+++ EXERCISE INPUTS +++
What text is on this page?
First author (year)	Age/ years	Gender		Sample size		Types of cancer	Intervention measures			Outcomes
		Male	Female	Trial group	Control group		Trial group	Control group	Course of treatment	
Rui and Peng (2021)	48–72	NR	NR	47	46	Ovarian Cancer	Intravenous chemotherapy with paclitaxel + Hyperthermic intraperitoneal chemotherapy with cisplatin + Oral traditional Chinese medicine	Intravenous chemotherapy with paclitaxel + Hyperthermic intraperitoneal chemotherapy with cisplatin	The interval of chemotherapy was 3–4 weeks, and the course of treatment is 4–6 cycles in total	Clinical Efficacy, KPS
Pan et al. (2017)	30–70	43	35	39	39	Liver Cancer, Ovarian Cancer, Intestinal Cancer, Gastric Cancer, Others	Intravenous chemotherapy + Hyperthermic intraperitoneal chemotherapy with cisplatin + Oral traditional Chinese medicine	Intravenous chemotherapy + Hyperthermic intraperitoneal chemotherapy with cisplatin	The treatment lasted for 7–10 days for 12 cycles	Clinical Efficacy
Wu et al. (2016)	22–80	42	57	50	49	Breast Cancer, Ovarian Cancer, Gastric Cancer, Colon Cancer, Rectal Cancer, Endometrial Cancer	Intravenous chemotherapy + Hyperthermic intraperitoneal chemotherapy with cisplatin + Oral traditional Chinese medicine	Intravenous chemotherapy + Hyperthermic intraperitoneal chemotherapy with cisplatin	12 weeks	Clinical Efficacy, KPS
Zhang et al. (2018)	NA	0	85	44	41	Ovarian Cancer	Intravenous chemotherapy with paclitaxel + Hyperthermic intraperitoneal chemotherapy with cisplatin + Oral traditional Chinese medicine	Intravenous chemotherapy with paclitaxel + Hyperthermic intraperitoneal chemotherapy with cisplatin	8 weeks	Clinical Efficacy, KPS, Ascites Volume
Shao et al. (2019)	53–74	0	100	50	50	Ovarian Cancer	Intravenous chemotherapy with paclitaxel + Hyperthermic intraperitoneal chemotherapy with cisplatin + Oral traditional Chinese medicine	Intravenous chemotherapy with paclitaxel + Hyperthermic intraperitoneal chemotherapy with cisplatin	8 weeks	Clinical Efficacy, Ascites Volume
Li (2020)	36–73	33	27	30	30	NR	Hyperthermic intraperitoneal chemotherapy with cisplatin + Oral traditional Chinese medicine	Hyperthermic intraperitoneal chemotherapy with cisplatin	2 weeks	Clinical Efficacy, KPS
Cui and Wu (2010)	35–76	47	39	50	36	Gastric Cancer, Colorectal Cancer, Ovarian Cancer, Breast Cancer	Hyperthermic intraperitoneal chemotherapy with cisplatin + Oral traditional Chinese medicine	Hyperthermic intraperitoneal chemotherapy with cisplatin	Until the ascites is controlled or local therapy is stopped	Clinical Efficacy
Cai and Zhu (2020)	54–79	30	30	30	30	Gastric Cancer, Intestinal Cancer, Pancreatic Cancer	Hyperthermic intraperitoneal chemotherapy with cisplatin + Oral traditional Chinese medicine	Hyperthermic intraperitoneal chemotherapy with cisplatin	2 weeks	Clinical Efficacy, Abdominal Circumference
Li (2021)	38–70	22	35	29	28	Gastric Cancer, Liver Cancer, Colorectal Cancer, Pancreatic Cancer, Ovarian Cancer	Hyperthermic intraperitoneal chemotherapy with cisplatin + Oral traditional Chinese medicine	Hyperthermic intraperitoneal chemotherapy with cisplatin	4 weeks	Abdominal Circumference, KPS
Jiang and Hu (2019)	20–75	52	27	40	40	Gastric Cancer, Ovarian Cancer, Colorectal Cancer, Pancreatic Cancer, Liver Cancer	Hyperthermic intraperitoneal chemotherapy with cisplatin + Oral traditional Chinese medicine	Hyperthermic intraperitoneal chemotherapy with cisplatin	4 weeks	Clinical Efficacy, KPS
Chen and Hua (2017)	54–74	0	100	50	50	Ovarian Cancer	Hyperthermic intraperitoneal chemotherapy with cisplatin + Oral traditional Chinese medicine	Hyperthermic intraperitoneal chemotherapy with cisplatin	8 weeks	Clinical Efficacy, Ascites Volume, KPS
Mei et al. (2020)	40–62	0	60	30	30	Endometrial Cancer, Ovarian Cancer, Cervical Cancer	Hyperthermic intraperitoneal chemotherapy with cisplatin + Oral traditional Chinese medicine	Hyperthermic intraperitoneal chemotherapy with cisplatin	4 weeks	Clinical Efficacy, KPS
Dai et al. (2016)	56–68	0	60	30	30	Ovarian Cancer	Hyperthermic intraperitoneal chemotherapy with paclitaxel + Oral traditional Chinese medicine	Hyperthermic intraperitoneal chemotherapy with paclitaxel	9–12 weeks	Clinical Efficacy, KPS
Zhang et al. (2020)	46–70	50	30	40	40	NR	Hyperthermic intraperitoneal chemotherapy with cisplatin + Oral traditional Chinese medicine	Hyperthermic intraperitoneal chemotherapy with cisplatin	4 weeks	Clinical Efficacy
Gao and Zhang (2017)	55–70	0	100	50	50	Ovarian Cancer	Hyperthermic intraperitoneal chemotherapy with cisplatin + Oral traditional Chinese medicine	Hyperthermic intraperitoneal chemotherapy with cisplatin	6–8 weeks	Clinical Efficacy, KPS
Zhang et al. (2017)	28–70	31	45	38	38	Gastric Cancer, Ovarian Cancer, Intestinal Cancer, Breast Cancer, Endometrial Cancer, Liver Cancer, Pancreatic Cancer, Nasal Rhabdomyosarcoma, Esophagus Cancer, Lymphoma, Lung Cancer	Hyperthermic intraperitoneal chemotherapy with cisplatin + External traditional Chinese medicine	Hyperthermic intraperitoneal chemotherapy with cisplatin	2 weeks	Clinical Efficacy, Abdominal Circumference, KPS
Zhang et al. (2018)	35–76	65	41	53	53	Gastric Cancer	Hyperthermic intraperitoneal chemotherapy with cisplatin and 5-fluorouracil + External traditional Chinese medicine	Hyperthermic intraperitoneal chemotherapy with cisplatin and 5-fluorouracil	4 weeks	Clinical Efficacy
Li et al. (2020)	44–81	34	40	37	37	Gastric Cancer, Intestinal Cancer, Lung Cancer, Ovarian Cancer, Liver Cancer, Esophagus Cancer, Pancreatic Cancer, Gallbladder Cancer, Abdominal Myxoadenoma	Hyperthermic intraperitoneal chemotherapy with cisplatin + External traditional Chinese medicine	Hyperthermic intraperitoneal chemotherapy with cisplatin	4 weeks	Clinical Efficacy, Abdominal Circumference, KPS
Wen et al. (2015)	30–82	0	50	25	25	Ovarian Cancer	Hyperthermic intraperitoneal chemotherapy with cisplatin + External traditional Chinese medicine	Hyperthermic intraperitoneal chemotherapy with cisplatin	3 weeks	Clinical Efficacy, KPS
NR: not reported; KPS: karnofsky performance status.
+++
REQUIREMENT
Each line of the listing should be copied exactly.

CORRECT OUTPUT
What text is on this page?
First author (year)	Age/ years	Gender		Sample size		Types of cancer	Intervention measures			Outcomes
		Male	Female	Trial group	Control group		Trial group	Control group	Course of treatment	
Rui and Peng (2021)	48–72	NR	NR	47	46	Ovarian Cancer	Intravenous chemotherapy with paclitaxel + Hyperthermic intraperitoneal chemotherapy with cisplatin + Oral traditional Chinese medicine	Intravenous chemotherapy with paclitaxel + Hyperthermic intraperitoneal chemotherapy with cisplatin	The interval of chemotherapy was 3–4 weeks, and the course of treatment is 4–6 cycles in total	Clinical Efficacy, KPS
Pan et al. (2017)	30–70	43	35	39	39	Liver Cancer, Ovarian Cancer, Intestinal Cancer, Gastric Cancer, Others	Intravenous chemotherapy + Hyperthermic intraperitoneal chemotherapy with cisplatin + Oral traditional Chinese medicine	Intravenous chemotherapy + Hyperthermic intraperitoneal chemotherapy with cisplatin	The treatment lasted for 7–10 days for 12 cycles	Clinical Efficacy
Wu et al. (2016)	22–80	42	57	50	49	Breast Cancer, Ovarian Cancer, Gastric Cancer, Colon Cancer, Rectal Cancer, Endometrial Cancer	Intravenous chemotherapy + Hyperthermic intraperitoneal chemotherapy with cisplatin + Oral traditional Chinese medicine	Intravenous chemotherapy + Hyperthermic intraperitoneal chemotherapy with cisplatin	12 weeks	Clinical Efficacy, KPS
Zhang et al. (2018)	NA	0	85	44	41	Ovarian Cancer	Intravenous chemotherapy with paclitaxel + Hyperthermic intraperitoneal chemotherapy with cisplatin + Oral traditional Chinese medicine	Intravenous chemotherapy with paclitaxel + Hyperthermic intraperitoneal chemotherapy with cisplatin	8 weeks	Clinical Efficacy, KPS, Ascites Volume
Shao et al. (2019)	53–74	0	100	50	50	Ovarian Cancer	Intravenous chemotherapy with paclitaxel + Hyperthermic intraperitoneal chemotherapy with cisplatin + Oral traditional Chinese medicine	Intravenous chemotherapy with paclitaxel + Hyperthermic intraperitoneal chemotherapy with cisplatin	8 weeks	Clinical Efficacy, Ascites Volume
Li (2020)	36–73	33	27	30	30	NR	Hyperthermic intraperitoneal chemotherapy with cisplatin + Oral traditional Chinese medicine	Hyperthermic intraperitoneal chemotherapy with cisplatin	2 weeks	Clinical Efficacy, KPS
Cui and Wu (2010)	35–76	47	39	50	36	Gastric Cancer, Colorectal Cancer, Ovarian Cancer, Breast Cancer	Hyperthermic intraperitoneal chemotherapy with cisplatin + Oral traditional Chinese medicine	Hyperthermic intraperitoneal chemotherapy with cisplatin	Until the ascites is controlled or local therapy is stopped	Clinical Efficacy
Cai and Zhu (2020)	54–79	30	30	30	30	Gastric Cancer, Intestinal Cancer, Pancreatic Cancer	Hyperthermic intraperitoneal chemotherapy with cisplatin + Oral traditional Chinese medicine	Hyperthermic intraperitoneal chemotherapy with cisplatin	2 weeks	Clinical Efficacy, Abdominal Circumference
Li (2021)	38–70	22	35	29	28	Gastric Cancer, Liver Cancer, Colorectal Cancer, Pancreatic Cancer, Ovarian Cancer	Hyperthermic intraperitoneal chemotherapy with cisplatin + Oral traditional Chinese medicine	Hyperthermic intraperitoneal chemotherapy with cisplatin	4 weeks	Abdominal Circumference, KPS
Jiang and Hu (2019)	20–75	52	27	40	40	Gastric Cancer, Ovarian Cancer, Colorectal Cancer, Pancreatic Cancer, Liver Cancer	Hyperthermic intraperitoneal chemotherapy with cisplatin + Oral traditional Chinese medicine	Hyperthermic intraperitoneal chemotherapy with cisplatin	4 weeks	Clinical Efficacy, KPS
Chen and Hua (2017)	54–74	0	100	50	50	Ovarian Cancer	Hyperthermic intraperitoneal chemotherapy with cisplatin + Oral traditional Chinese medicine	Hyperthermic intraperitoneal chemotherapy with cisplatin	8 weeks	Clinical Efficacy, Ascites Volume, KPS
Mei et al. (2020)	40–62	0	60	30	30	Endometrial Cancer, Ovarian Cancer, Cervical Cancer	Hyperthermic intraperitoneal chemotherapy with cisplatin + Oral traditional Chinese medicine	Hyperthermic intraperitoneal chemotherapy with cisplatin	4 weeks	Clinical Efficacy, KPS
Dai et al. (2016)	56–68	0	60	30	30	Ovarian Cancer	Hyperthermic intraperitoneal chemotherapy with paclitaxel + Oral traditional Chinese medicine	Hyperthermic intraperitoneal chemotherapy with paclitaxel	9–12 weeks	Clinical Efficacy, KPS
Zhang et al. (2020)	46–70	50	30	40	40	NR	Hyperthermic intraperitoneal chemotherapy with cisplatin + Oral traditional Chinese medicine	Hyperthermic intraperitoneal chemotherapy with cisplatin	4 weeks	Clinical Efficacy
Gao and Zhang (2017)	55–70	0	100	50	50	Ovarian Cancer	Hyperthermic intraperitoneal chemotherapy with cisplatin + Oral traditional Chinese medicine	Hyperthermic intraperitoneal chemotherapy with cisplatin	6–8 weeks	Clinical Efficacy, KPS
Zhang et al. (2017)	28–70	31	45	38	38	Gastric Cancer, Ovarian Cancer, Intestinal Cancer, Breast Cancer, Endometrial Cancer, Liver Cancer, Pancreatic Cancer, Nasal Rhabdomyosarcoma, Esophagus Cancer, Lymphoma, Lung Cancer	Hyperthermic intraperitoneal chemotherapy with cisplatin + External traditional Chinese medicine	Hyperthermic intraperitoneal chemotherapy with cisplatin	2 weeks	Clinical Efficacy, Abdominal Circumference, KPS
Zhang et al. (2018)	35–76	65	41	53	53	Gastric Cancer	Hyperthermic intraperitoneal chemotherapy with cisplatin and 5-fluorouracil + External traditional Chinese medicine	Hyperthermic intraperitoneal chemotherapy with cisplatin and 5-fluorouracil	4 weeks	Clinical Efficacy
Li et al. (2020)	44–81	34	40	37	37	Gastric Cancer, Intestinal Cancer, Lung Cancer, Ovarian Cancer, Liver Cancer, Esophagus Cancer, Pancreatic Cancer, Gallbladder Cancer, Abdominal Myxoadenoma	Hyperthermic intraperitoneal chemotherapy with cisplatin + External traditional Chinese medicine	Hyperthermic intraperitoneal chemotherapy with cisplatin	4 weeks	Clinical Efficacy, Abdominal Circumference, KPS
Wen et al. (2015)	30–82	0	50	25	25	Ovarian Cancer	Hyperthermic intraperitoneal chemotherapy with cisplatin + External traditional Chinese medicine	Hyperthermic intraperitoneal chemotherapy with cisplatin	3 weeks	Clinical Efficacy, KPS
NR: not reported; KPS: karnofsky performance status.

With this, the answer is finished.